Take the entries below and print all of them exactly, please.

※

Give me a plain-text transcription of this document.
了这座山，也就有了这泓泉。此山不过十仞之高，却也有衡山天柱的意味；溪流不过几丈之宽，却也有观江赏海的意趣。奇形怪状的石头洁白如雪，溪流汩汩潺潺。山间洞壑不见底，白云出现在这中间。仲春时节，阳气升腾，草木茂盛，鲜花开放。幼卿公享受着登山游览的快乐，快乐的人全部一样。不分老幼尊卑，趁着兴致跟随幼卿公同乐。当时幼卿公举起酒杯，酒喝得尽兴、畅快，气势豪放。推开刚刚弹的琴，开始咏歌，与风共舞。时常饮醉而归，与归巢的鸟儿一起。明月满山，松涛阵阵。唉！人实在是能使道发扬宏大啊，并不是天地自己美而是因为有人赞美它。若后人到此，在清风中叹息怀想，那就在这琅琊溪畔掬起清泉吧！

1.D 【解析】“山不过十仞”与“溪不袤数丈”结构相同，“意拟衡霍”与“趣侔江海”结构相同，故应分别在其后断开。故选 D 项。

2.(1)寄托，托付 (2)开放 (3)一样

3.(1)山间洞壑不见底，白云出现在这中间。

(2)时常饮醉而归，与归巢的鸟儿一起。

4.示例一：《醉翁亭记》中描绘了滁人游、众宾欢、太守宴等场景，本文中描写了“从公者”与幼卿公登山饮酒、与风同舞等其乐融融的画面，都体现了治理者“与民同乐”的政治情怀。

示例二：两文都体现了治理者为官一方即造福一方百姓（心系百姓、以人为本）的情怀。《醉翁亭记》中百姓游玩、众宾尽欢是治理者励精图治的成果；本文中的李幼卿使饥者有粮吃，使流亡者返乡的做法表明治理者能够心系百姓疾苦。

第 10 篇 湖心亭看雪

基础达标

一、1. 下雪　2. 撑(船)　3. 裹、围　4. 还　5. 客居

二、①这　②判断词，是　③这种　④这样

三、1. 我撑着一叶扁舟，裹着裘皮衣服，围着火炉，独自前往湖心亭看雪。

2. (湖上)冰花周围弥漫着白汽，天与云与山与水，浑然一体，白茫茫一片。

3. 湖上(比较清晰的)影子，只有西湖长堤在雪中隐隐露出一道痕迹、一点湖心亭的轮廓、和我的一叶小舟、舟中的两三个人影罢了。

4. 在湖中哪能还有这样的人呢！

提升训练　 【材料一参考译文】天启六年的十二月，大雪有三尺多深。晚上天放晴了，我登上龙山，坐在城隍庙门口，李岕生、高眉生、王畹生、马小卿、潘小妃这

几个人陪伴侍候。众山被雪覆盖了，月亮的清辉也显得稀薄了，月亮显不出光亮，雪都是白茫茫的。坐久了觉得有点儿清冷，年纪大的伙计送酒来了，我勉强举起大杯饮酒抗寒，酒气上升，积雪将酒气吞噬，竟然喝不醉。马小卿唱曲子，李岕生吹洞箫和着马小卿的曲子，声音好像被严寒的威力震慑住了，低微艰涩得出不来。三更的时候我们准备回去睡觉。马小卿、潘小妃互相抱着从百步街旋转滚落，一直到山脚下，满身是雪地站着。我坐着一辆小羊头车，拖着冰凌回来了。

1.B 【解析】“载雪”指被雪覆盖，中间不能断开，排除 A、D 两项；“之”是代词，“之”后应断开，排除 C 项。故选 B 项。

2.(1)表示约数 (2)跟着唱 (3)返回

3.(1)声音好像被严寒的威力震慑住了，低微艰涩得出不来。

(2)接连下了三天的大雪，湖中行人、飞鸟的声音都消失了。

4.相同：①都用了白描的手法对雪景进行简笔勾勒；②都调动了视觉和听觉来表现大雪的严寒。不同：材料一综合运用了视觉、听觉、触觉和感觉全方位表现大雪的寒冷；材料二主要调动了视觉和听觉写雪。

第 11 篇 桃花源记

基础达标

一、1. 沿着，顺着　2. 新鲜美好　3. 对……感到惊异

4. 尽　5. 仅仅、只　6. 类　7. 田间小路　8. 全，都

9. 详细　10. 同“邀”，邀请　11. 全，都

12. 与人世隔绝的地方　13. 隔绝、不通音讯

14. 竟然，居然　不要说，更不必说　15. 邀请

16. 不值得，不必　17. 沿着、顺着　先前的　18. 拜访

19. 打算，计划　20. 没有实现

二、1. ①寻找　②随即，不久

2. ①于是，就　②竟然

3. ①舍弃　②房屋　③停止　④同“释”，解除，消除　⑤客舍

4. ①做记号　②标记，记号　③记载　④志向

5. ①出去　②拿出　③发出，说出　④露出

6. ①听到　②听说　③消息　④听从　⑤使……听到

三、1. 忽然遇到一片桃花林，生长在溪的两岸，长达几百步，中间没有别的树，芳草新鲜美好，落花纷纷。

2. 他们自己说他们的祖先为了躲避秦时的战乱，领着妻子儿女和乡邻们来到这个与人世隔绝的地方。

※

» Task output:
Give me a plain-text transcription of this document.
了这座山，也就有了这泓泉。此山不过十仞之高，却也有衡山天柱的意味；溪流不过几丈之宽，却也有观江赏海的意趣。奇形怪状的石头洁白如雪，溪流汩汩潺潺。山间洞壑不见底，白云出现在这中间。仲春时节，阳气升腾，草木茂盛，鲜花开放。幼卿公享受着登山游览的快乐，快乐的人全部一样。不分老幼尊卑，趁着兴致跟随幼卿公同乐。当时幼卿公举起酒杯，酒喝得尽兴、畅快，气势豪放。推开刚刚弹的琴，开始咏歌，与风共舞。时常饮醉而归，与归巢的鸟儿一起。明月满山，松涛阵阵。唉！人实在是能使道发扬宏大啊，并不是天地自己美而是因为有人赞美它。若后人到此，在清风中叹息怀想，那就在这琅琊溪畔掬起清泉吧！

1.D 【解析】“山不过十仞”与“溪不袤数丈”结构相同，“意拟衡霍”与“趣侔江海”结构相同，故应分别在其后断开。故选 D 项。

2.(1)寄托，托付 (2)开放 (3)一样

3.(1)山间洞壑不见底，白云出现在这中间。

(2)时常饮醉而归，与归巢的鸟儿一起。

4.示例一：《醉翁亭记》中描绘了滁人游、众宾欢、太守宴等场景，本文中描写了“从公者”与幼卿公登山饮酒、与风同舞等其乐融融的画面，都体现了治理者“与民同乐”的政治情怀。

示例二：两文都体现了治理者为官一方即造福一方百姓（心系百姓、以人为本）的情怀。《醉翁亭记》中百姓游玩、众宾尽欢是治理者励精图治的成果；本文中的李幼卿使饥者有粮吃，使流亡者返乡的做法表明治理者能够心系百姓疾苦。

第 10 篇 湖心亭看雪

基础达标

一、1. 下雪　2. 撑(船)　3. 裹、围　4. 还　5. 客居

二、①这　②判断词，是　③这种　④这样

三、1. 我撑着一叶扁舟，裹着裘皮衣服，围着火炉，独自前往湖心亭看雪。

2. (湖上)冰花周围弥漫着白汽，天与云与山与水，浑然一体，白茫茫一片。

3. 湖上(比较清晰的)影子，只有西湖长堤在雪中隐隐露出一道痕迹、一点湖心亭的轮廓、和我的一叶小舟、舟中的两三个人影罢了。

4. 在湖中哪能还有这样的人呢！

提升训练　 【材料一参考译文】天启六年的十二月，大雪有三尺多深。晚上天放晴了，我登上龙山，坐在城隍庙门口，李岕生、高眉生、王畹生、马小卿、潘小妃这

几个人陪伴侍候。众山被雪覆盖了，月亮的清辉也显得稀薄了，月亮显不出光亮，雪都是白茫茫的。坐久了觉得有点儿清冷，年纪大的伙计送酒来了，我勉强举起大杯饮酒抗寒，酒气上升，积雪将酒气吞噬，竟然喝不醉。马小卿唱曲子，李岕生吹洞箫和着马小卿的曲子，声音好像被严寒的威力震慑住了，低微艰涩得出不来。三更的时候我们准备回去睡觉。马小卿、潘小妃互相抱着从百步街旋转滚落，一直到山脚下，满身是雪地站着。我坐着一辆小羊头车，拖着冰凌回来了。

1.B 【解析】“载雪”指被雪覆盖，中间不能断开，排除 A、D 两项；“之”是代词，“之”后应断开，排除 C 项。故选 B 项。

2.(1)表示约数 (2)跟着唱 (3)返回

3.(1)声音好像被严寒的威力震慑住了，低微艰涩得出不来。

(2)接连下了三天的大雪，湖中行人、飞鸟的声音都消失了。

4.相同：①都用了白描的手法对雪景进行简笔勾勒；②都调动了视觉和听觉来表现大雪的严寒。不同：材料一综合运用了视觉、听觉、触觉和感觉全方位表现大雪的寒冷；材料二主要调动了视觉和听觉写雪。

第 11 篇 桃花源记

基础达标

一、1. 沿着，顺着　2. 新鲜美好　3. 对……感到惊异

4. 尽　5. 仅仅、只　6. 类　7. 田间小路　8. 全，都

9. 详细　10. 同“邀”，邀请　11. 全，都

12. 与人世隔绝的地方　13. 隔绝、不通音讯

14. 竟然，居然　不要说，更不必说　15. 邀请

16. 不值得，不必　17. 沿着、顺着　先前的　18. 拜访

19. 打算，计划　20. 没有实现

二、1. ①寻找　②随即，不久

2. ①于是，就　②竟然

3. ①舍弃　②房屋　③停止　④同“释”，解除，消除　⑤客舍

4. ①做记号　②标记，记号　③记载　④志向

5. ①出去　②拿出　③发出，说出　④露出

6. ①听到　②听说　③消息　④听从　⑤使……听到

三、1. 忽然遇到一片桃花林，生长在溪的两岸，长达几百步，中间没有别的树，芳草新鲜美好，落花纷纷。

2. 他们自己说他们的祖先为了躲避秦时的战乱，领着妻子儿女和乡邻们来到这个与人世隔绝的地方。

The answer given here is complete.